— WHAT THE EXERCISE ASKS —
Filter the entries below, keeping only lines with the word "ylabel".

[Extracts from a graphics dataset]
- - - - -

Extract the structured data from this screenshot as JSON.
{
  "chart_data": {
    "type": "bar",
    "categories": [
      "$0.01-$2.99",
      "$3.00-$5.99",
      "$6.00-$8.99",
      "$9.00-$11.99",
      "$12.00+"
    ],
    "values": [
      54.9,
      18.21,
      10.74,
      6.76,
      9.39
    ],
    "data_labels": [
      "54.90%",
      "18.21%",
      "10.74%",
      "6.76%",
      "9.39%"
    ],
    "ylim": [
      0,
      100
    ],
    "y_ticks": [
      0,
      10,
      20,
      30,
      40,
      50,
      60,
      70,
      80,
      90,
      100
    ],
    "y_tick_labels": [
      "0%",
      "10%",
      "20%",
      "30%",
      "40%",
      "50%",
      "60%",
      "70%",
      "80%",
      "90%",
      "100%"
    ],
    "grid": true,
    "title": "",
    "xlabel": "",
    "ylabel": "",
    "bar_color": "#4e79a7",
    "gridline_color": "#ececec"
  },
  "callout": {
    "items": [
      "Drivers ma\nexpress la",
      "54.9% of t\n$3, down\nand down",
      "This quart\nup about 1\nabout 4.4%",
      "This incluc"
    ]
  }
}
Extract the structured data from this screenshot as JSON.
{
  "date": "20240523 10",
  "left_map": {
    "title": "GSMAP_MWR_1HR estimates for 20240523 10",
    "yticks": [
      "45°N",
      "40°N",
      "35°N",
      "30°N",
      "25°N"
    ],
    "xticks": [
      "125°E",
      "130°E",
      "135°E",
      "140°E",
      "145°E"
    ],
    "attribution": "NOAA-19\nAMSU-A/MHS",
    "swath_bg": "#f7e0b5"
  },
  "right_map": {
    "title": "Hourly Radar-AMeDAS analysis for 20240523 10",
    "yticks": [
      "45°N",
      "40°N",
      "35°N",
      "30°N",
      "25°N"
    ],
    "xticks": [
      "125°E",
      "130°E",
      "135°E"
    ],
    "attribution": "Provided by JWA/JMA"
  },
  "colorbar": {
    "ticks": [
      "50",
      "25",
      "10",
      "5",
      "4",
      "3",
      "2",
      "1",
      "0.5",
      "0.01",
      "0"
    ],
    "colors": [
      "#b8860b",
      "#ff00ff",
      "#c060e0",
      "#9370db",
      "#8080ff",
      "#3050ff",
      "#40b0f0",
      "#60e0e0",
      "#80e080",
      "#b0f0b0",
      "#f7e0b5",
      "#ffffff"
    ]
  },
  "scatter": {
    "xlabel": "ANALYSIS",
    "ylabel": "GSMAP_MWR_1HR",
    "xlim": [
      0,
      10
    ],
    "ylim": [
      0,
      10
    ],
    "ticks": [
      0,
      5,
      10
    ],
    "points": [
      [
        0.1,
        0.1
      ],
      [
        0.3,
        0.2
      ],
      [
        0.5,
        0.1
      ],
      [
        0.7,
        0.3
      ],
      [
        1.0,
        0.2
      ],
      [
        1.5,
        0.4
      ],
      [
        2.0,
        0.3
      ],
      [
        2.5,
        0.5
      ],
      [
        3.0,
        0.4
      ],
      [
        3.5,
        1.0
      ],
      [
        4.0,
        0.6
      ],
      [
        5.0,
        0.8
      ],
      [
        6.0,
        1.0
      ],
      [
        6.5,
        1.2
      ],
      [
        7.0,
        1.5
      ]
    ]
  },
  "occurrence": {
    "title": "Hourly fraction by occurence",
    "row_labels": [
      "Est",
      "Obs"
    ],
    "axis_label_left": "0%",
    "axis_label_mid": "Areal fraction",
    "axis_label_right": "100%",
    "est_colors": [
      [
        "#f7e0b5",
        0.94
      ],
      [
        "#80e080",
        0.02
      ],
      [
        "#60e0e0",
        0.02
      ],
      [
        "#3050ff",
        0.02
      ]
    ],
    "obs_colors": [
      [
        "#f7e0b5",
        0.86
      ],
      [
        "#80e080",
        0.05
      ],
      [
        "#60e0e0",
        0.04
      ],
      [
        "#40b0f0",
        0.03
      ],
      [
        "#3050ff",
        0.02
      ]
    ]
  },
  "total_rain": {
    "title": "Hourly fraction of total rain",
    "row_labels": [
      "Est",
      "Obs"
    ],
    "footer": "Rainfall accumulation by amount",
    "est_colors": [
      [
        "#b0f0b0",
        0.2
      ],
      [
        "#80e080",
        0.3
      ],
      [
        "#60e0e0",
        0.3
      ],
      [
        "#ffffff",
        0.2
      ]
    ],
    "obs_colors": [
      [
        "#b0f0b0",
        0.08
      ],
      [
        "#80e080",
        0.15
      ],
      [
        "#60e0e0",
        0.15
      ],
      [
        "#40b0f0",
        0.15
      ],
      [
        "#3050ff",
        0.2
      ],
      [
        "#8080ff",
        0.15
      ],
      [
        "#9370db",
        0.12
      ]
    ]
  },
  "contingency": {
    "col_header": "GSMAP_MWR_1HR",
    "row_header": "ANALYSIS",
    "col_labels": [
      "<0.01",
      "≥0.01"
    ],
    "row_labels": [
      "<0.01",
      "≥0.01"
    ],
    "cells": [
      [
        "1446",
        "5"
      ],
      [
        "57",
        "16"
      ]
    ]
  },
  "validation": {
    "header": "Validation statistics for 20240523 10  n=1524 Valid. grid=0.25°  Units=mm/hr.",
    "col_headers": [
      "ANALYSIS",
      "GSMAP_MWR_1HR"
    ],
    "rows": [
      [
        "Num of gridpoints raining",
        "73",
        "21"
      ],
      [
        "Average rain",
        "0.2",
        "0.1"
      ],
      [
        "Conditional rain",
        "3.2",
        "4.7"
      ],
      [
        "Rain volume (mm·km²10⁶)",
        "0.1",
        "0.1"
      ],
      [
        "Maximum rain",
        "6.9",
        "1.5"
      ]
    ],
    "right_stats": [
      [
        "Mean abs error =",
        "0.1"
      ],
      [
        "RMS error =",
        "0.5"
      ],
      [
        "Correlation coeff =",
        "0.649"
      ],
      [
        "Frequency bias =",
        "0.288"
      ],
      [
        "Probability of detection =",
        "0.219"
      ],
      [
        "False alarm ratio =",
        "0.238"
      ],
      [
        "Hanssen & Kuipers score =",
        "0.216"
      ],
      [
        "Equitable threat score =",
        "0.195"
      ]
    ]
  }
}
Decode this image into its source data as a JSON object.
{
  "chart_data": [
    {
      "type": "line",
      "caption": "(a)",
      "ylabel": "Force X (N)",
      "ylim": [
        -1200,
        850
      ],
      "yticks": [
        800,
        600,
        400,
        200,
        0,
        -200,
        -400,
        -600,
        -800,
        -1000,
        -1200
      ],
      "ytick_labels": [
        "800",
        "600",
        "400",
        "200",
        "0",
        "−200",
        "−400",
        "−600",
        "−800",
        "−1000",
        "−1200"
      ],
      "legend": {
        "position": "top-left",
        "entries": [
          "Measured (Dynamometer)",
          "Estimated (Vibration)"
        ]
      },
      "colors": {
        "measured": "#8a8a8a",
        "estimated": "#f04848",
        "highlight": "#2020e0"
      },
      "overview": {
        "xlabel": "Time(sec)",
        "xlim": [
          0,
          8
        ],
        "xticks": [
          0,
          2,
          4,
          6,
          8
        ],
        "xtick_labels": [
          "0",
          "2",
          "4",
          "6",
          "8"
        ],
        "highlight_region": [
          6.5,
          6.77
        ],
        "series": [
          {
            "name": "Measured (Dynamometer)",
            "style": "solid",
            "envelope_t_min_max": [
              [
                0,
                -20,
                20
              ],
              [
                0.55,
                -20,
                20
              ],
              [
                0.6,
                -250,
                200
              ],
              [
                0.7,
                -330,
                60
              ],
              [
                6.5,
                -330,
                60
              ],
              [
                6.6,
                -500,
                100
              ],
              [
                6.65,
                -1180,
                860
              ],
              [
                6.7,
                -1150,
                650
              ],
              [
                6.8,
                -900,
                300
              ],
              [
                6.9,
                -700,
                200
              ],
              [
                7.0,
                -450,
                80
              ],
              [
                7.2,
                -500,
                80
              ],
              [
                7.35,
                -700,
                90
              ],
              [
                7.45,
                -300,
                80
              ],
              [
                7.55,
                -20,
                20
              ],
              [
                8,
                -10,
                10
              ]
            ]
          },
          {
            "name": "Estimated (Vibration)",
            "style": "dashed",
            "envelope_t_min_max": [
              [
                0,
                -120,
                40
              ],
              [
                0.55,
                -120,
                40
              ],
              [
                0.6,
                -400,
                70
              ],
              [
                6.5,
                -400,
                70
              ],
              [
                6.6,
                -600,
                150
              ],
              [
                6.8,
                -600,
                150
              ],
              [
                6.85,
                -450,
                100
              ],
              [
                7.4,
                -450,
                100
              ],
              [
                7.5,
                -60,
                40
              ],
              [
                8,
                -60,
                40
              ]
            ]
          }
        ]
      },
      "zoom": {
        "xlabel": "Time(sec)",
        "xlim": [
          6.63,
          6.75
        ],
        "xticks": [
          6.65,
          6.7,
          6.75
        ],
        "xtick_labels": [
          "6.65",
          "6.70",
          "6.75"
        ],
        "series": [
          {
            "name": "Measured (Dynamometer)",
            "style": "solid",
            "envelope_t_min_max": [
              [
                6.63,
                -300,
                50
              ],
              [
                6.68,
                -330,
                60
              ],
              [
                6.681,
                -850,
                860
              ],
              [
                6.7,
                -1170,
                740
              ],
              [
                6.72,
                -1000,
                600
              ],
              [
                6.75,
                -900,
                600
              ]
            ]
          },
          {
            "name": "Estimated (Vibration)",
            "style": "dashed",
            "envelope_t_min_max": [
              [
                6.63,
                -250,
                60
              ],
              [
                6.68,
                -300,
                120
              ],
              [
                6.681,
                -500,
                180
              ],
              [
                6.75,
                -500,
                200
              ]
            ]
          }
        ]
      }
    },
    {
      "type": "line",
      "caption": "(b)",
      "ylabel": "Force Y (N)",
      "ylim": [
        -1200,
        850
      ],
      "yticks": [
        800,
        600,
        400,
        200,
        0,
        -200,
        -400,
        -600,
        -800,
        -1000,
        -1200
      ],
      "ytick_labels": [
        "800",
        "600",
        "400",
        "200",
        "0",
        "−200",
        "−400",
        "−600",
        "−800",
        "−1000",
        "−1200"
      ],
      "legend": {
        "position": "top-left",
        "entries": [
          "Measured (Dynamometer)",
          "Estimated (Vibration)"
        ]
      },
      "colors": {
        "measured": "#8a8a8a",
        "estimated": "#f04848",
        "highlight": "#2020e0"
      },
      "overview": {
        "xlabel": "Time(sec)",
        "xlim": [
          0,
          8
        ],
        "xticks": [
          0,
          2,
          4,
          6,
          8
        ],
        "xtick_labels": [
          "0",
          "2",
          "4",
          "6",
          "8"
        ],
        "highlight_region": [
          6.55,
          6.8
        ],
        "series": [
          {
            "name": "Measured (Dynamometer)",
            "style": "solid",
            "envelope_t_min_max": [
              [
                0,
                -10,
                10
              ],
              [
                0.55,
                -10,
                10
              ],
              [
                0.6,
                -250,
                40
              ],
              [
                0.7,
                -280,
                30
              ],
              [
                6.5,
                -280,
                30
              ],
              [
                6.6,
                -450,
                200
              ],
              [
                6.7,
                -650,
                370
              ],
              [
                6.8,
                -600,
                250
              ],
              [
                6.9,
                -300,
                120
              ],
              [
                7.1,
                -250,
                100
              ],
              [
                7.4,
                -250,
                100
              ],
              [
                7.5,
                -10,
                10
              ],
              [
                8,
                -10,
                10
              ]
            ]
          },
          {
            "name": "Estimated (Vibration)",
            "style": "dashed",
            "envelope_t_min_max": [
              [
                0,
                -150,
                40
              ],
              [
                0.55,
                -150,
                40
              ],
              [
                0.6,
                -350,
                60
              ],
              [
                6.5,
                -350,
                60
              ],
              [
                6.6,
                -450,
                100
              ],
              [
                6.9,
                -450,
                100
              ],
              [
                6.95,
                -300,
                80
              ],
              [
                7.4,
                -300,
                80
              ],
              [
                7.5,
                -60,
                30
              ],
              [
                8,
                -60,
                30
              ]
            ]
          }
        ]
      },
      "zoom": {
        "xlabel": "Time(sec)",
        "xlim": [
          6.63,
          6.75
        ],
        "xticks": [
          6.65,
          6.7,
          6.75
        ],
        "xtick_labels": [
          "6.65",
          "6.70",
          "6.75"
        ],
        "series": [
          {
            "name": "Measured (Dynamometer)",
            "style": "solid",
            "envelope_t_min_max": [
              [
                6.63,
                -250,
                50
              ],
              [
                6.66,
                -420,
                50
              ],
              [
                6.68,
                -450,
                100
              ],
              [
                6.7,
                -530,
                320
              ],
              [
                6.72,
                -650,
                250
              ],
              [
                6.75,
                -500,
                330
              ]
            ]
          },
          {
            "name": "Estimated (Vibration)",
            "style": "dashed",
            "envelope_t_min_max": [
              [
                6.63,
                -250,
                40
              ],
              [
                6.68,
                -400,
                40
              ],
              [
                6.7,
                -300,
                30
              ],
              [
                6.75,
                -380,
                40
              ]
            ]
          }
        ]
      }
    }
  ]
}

- - - - -

— EXERCISE RESULT —
    "ylabel": "",
    "ylabel": "GSMAP_MWR_1HR",
      "ylabel": "Force X (N)",
      "ylabel": "Force Y (N)",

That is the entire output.